[Stored data]
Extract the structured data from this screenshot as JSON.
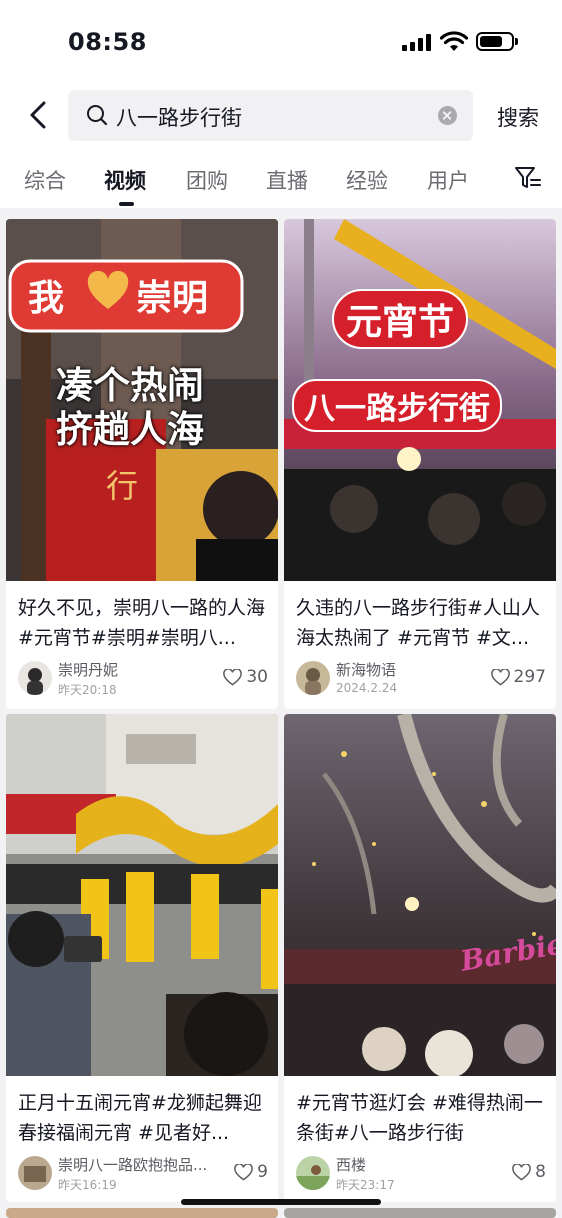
{
  "status": {
    "time": "08:58"
  },
  "search": {
    "query": "八一路步行街",
    "button": "搜索"
  },
  "tabs": [
    "综合",
    "视频",
    "团购",
    "直播",
    "经验",
    "用户"
  ],
  "active_tab": "视频",
  "cards": [
    {
      "thumb_text": [
        "我",
        "崇明",
        "凑个热闹",
        "挤趟人海",
        "行"
      ],
      "caption": "好久不见，崇明八一路的人海#元宵节#崇明#崇明八...",
      "author": "崇明丹妮",
      "date": "昨天20:18",
      "likes": "30"
    },
    {
      "thumb_text": [
        "元宵节",
        "八一路步行街"
      ],
      "caption": "久违的八一路步行街#人山人海太热闹了 #元宵节 #文...",
      "author": "新海物语",
      "date": "2024.2.24",
      "likes": "297"
    },
    {
      "thumb_text": [],
      "caption": "正月十五闹元宵#龙狮起舞迎春接福闹元宵 #见者好...",
      "author": "崇明八一路欧抱抱品...",
      "date": "昨天16:19",
      "likes": "9"
    },
    {
      "thumb_text": [
        "Barbie"
      ],
      "caption": "#元宵节逛灯会 #难得热闹一条街#八一路步行街",
      "author": "西楼",
      "date": "昨天23:17",
      "likes": "8"
    }
  ],
  "colors": {
    "accent_red": "#d82b2b",
    "text": "#161823",
    "secondary": "#5c5d63"
  }
}
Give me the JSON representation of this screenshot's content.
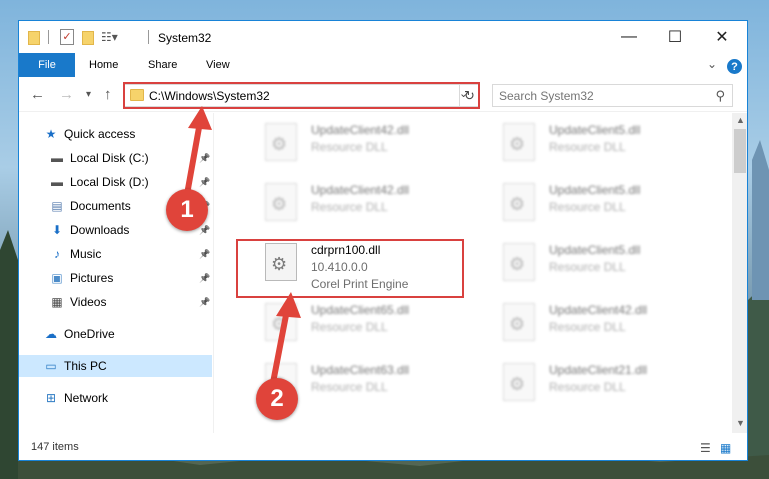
{
  "window": {
    "title": "System32",
    "minimize_glyph": "—",
    "maximize_glyph": "☐",
    "close_glyph": "✕"
  },
  "ribbon": {
    "file_label": "File",
    "tabs": [
      "Home",
      "Share",
      "View"
    ],
    "help_glyph": "?"
  },
  "address": {
    "path": "C:\\Windows\\System32",
    "search_placeholder": "Search System32"
  },
  "sidebar": {
    "items": [
      {
        "label": "Quick access",
        "icon": "star-icon",
        "glyph": "★",
        "color": "#1a6fc7",
        "pinned": false
      },
      {
        "label": "Local Disk (C:)",
        "icon": "drive-icon",
        "glyph": "▬",
        "color": "#555555",
        "pinned": true
      },
      {
        "label": "Local Disk (D:)",
        "icon": "drive-icon",
        "glyph": "▬",
        "color": "#555555",
        "pinned": true
      },
      {
        "label": "Documents",
        "icon": "documents-icon",
        "glyph": "▤",
        "color": "#5b7fb0",
        "pinned": true
      },
      {
        "label": "Downloads",
        "icon": "download-icon",
        "glyph": "⬇",
        "color": "#1a6fc7",
        "pinned": true
      },
      {
        "label": "Music",
        "icon": "music-icon",
        "glyph": "♪",
        "color": "#1a6fc7",
        "pinned": true
      },
      {
        "label": "Pictures",
        "icon": "pictures-icon",
        "glyph": "▣",
        "color": "#4d8cc9",
        "pinned": true
      },
      {
        "label": "Videos",
        "icon": "videos-icon",
        "glyph": "▦",
        "color": "#4a4a4a",
        "pinned": true
      },
      {
        "label": "OneDrive",
        "icon": "cloud-icon",
        "glyph": "☁",
        "color": "#1a6fc7",
        "pinned": false
      },
      {
        "label": "This PC",
        "icon": "computer-icon",
        "glyph": "▭",
        "color": "#2d7bc4",
        "pinned": false
      },
      {
        "label": "Network",
        "icon": "network-icon",
        "glyph": "⊞",
        "color": "#2d7bc4",
        "pinned": false
      }
    ]
  },
  "files": [
    {
      "name": "UpdateClient42.dll",
      "sub1": "Resource DLL",
      "sub2": "",
      "blurred": true
    },
    {
      "name": "UpdateClient5.dll",
      "sub1": "Resource DLL",
      "sub2": "",
      "blurred": true
    },
    {
      "name": "UpdateClient42.dll",
      "sub1": "Resource DLL",
      "sub2": "",
      "blurred": true
    },
    {
      "name": "UpdateClient5.dll",
      "sub1": "Resource DLL",
      "sub2": "",
      "blurred": true
    },
    {
      "name": "cdrprn100.dll",
      "sub1": "10.410.0.0",
      "sub2": "Corel Print Engine",
      "blurred": false
    },
    {
      "name": "UpdateClient5.dll",
      "sub1": "Resource DLL",
      "sub2": "",
      "blurred": true
    },
    {
      "name": "UpdateClient65.dll",
      "sub1": "Resource DLL",
      "sub2": "",
      "blurred": true
    },
    {
      "name": "UpdateClient42.dll",
      "sub1": "Resource DLL",
      "sub2": "",
      "blurred": true
    },
    {
      "name": "UpdateClient63.dll",
      "sub1": "Resource DLL",
      "sub2": "",
      "blurred": true
    },
    {
      "name": "UpdateClient21.dll",
      "sub1": "Resource DLL",
      "sub2": "",
      "blurred": true
    }
  ],
  "status": {
    "item_count": "147 items"
  },
  "annotations": {
    "step1": "1",
    "step2": "2",
    "highlight_color": "#d9413f"
  }
}
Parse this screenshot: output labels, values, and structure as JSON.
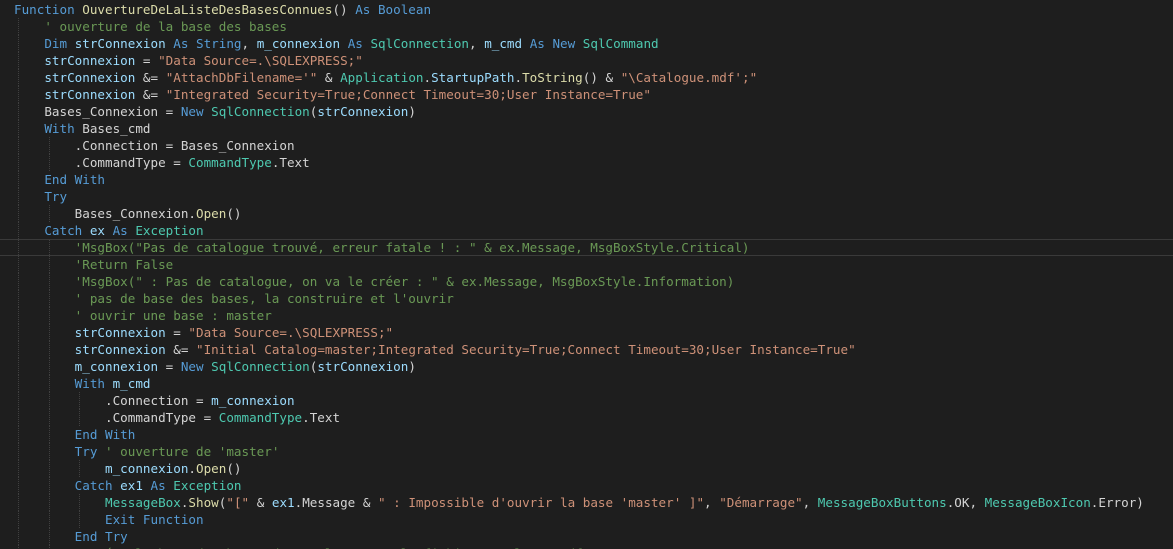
{
  "editor": {
    "language": "Visual Basic .NET",
    "theme_colors": {
      "background": "#1e1e1e",
      "keyword": "#569cd6",
      "type": "#4ec9b0",
      "function": "#dcdcaa",
      "string": "#ce9178",
      "comment": "#6a9955",
      "identifier": "#9cdcfe",
      "plain": "#d4d4d4"
    },
    "highlighted_line_index": 14,
    "lines": [
      {
        "indent": 0,
        "tokens": [
          [
            "kw",
            "Function "
          ],
          [
            "fn",
            "OuvertureDeLaListeDesBasesConnues"
          ],
          [
            "pl",
            "() "
          ],
          [
            "kw",
            "As "
          ],
          [
            "kw",
            "Boolean"
          ]
        ]
      },
      {
        "indent": 1,
        "tokens": [
          [
            "cm",
            "' ouverture de la base des bases"
          ]
        ]
      },
      {
        "indent": 1,
        "tokens": [
          [
            "kw",
            "Dim "
          ],
          [
            "id",
            "strConnexion "
          ],
          [
            "kw",
            "As "
          ],
          [
            "kw",
            "String"
          ],
          [
            "pl",
            ", "
          ],
          [
            "id",
            "m_connexion "
          ],
          [
            "kw",
            "As "
          ],
          [
            "ty",
            "SqlConnection"
          ],
          [
            "pl",
            ", "
          ],
          [
            "id",
            "m_cmd "
          ],
          [
            "kw",
            "As "
          ],
          [
            "kw",
            "New "
          ],
          [
            "ty",
            "SqlCommand"
          ]
        ]
      },
      {
        "indent": 1,
        "tokens": [
          [
            "id",
            "strConnexion"
          ],
          [
            "pl",
            " = "
          ],
          [
            "st",
            "\"Data Source=.\\SQLEXPRESS;\""
          ]
        ]
      },
      {
        "indent": 1,
        "tokens": [
          [
            "id",
            "strConnexion"
          ],
          [
            "pl",
            " &= "
          ],
          [
            "st",
            "\"AttachDbFilename='\""
          ],
          [
            "pl",
            " & "
          ],
          [
            "ty",
            "Application"
          ],
          [
            "pl",
            "."
          ],
          [
            "id",
            "StartupPath"
          ],
          [
            "pl",
            "."
          ],
          [
            "fn",
            "ToString"
          ],
          [
            "pl",
            "() & "
          ],
          [
            "st",
            "\"\\Catalogue.mdf';\""
          ]
        ]
      },
      {
        "indent": 1,
        "tokens": [
          [
            "id",
            "strConnexion"
          ],
          [
            "pl",
            " &= "
          ],
          [
            "st",
            "\"Integrated Security=True;Connect Timeout=30;User Instance=True\""
          ]
        ]
      },
      {
        "indent": 1,
        "tokens": [
          [
            "pl",
            "Bases_Connexion = "
          ],
          [
            "kw",
            "New "
          ],
          [
            "ty",
            "SqlConnection"
          ],
          [
            "pl",
            "("
          ],
          [
            "id",
            "strConnexion"
          ],
          [
            "pl",
            ")"
          ]
        ]
      },
      {
        "indent": 1,
        "tokens": [
          [
            "kw",
            "With "
          ],
          [
            "pl",
            "Bases_cmd"
          ]
        ]
      },
      {
        "indent": 2,
        "tokens": [
          [
            "pl",
            ".Connection = Bases_Connexion"
          ]
        ]
      },
      {
        "indent": 2,
        "tokens": [
          [
            "pl",
            ".CommandType = "
          ],
          [
            "ty",
            "CommandType"
          ],
          [
            "pl",
            ".Text"
          ]
        ]
      },
      {
        "indent": 1,
        "tokens": [
          [
            "kw",
            "End With"
          ]
        ]
      },
      {
        "indent": 1,
        "tokens": [
          [
            "kw",
            "Try"
          ]
        ]
      },
      {
        "indent": 2,
        "tokens": [
          [
            "pl",
            "Bases_Connexion."
          ],
          [
            "fn",
            "Open"
          ],
          [
            "pl",
            "()"
          ]
        ]
      },
      {
        "indent": 1,
        "tokens": [
          [
            "kw",
            "Catch "
          ],
          [
            "id",
            "ex "
          ],
          [
            "kw",
            "As "
          ],
          [
            "ty",
            "Exception"
          ]
        ]
      },
      {
        "indent": 2,
        "tokens": [
          [
            "cm",
            "'MsgBox(\"Pas de catalogue trouvé, erreur fatale ! : \" & ex.Message, MsgBoxStyle.Critical)"
          ]
        ]
      },
      {
        "indent": 2,
        "tokens": [
          [
            "cm",
            "'Return False"
          ]
        ]
      },
      {
        "indent": 2,
        "tokens": [
          [
            "cm",
            "'MsgBox(\" : Pas de catalogue, on va le créer : \" & ex.Message, MsgBoxStyle.Information)"
          ]
        ]
      },
      {
        "indent": 2,
        "tokens": [
          [
            "cm",
            "' pas de base des bases, la construire et l'ouvrir"
          ]
        ]
      },
      {
        "indent": 2,
        "tokens": [
          [
            "cm",
            "' ouvrir une base : master"
          ]
        ]
      },
      {
        "indent": 2,
        "tokens": [
          [
            "id",
            "strConnexion"
          ],
          [
            "pl",
            " = "
          ],
          [
            "st",
            "\"Data Source=.\\SQLEXPRESS;\""
          ]
        ]
      },
      {
        "indent": 2,
        "tokens": [
          [
            "id",
            "strConnexion"
          ],
          [
            "pl",
            " &= "
          ],
          [
            "st",
            "\"Initial Catalog=master;Integrated Security=True;Connect Timeout=30;User Instance=True\""
          ]
        ]
      },
      {
        "indent": 2,
        "tokens": [
          [
            "id",
            "m_connexion"
          ],
          [
            "pl",
            " = "
          ],
          [
            "kw",
            "New "
          ],
          [
            "ty",
            "SqlConnection"
          ],
          [
            "pl",
            "("
          ],
          [
            "id",
            "strConnexion"
          ],
          [
            "pl",
            ")"
          ]
        ]
      },
      {
        "indent": 2,
        "tokens": [
          [
            "kw",
            "With "
          ],
          [
            "id",
            "m_cmd"
          ]
        ]
      },
      {
        "indent": 3,
        "tokens": [
          [
            "pl",
            ".Connection = "
          ],
          [
            "id",
            "m_connexion"
          ]
        ]
      },
      {
        "indent": 3,
        "tokens": [
          [
            "pl",
            ".CommandType = "
          ],
          [
            "ty",
            "CommandType"
          ],
          [
            "pl",
            ".Text"
          ]
        ]
      },
      {
        "indent": 2,
        "tokens": [
          [
            "kw",
            "End With"
          ]
        ]
      },
      {
        "indent": 2,
        "tokens": [
          [
            "kw",
            "Try "
          ],
          [
            "cm",
            "' ouverture de 'master'"
          ]
        ]
      },
      {
        "indent": 3,
        "tokens": [
          [
            "id",
            "m_connexion"
          ],
          [
            "pl",
            "."
          ],
          [
            "fn",
            "Open"
          ],
          [
            "pl",
            "()"
          ]
        ]
      },
      {
        "indent": 2,
        "tokens": [
          [
            "kw",
            "Catch "
          ],
          [
            "id",
            "ex1 "
          ],
          [
            "kw",
            "As "
          ],
          [
            "ty",
            "Exception"
          ]
        ]
      },
      {
        "indent": 3,
        "tokens": [
          [
            "ty",
            "MessageBox"
          ],
          [
            "pl",
            "."
          ],
          [
            "fn",
            "Show"
          ],
          [
            "pl",
            "("
          ],
          [
            "st",
            "\"[\""
          ],
          [
            "pl",
            " & "
          ],
          [
            "id",
            "ex1"
          ],
          [
            "pl",
            ".Message & "
          ],
          [
            "st",
            "\" : Impossible d'ouvrir la base 'master' ]\""
          ],
          [
            "pl",
            ", "
          ],
          [
            "st",
            "\"Démarrage\""
          ],
          [
            "pl",
            ", "
          ],
          [
            "ty",
            "MessageBoxButtons"
          ],
          [
            "pl",
            ".OK, "
          ],
          [
            "ty",
            "MessageBoxIcon"
          ],
          [
            "pl",
            ".Error)"
          ]
        ]
      },
      {
        "indent": 3,
        "tokens": [
          [
            "kw",
            "Exit Function"
          ]
        ]
      },
      {
        "indent": 2,
        "tokens": [
          [
            "kw",
            "End Try"
          ]
        ]
      },
      {
        "indent": 2,
        "tokens": [
          [
            "cm",
            "' créer la base des bases du catalogue sur le fichier catalogue.mdf"
          ]
        ]
      }
    ]
  }
}
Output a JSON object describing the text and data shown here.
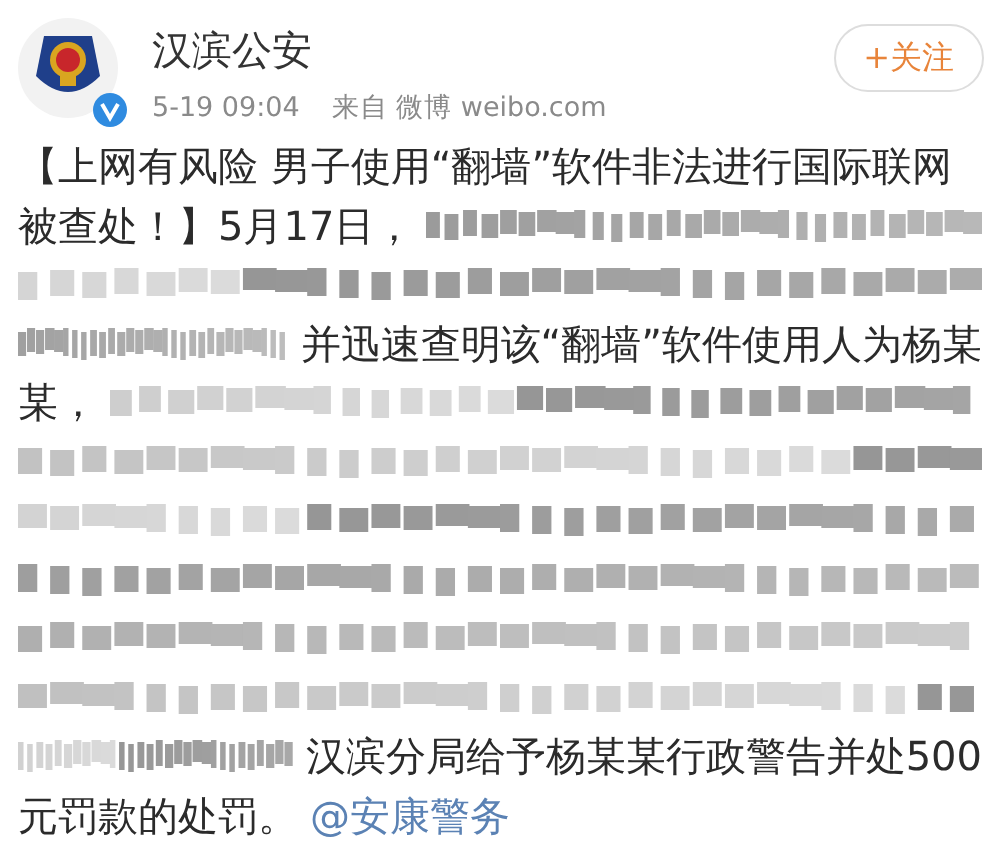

• Instructions for the task: Search the lines for the string "créer" and copy every line that has it.

• Output for this exercise:
            "'MsgBox(\" : Pas de catalogue, on va le créer : \" & ex.Message, MsgBoxStyle.Information)"
            "' créer la base des bases du catalogue sur le fichier catalogue.mdf"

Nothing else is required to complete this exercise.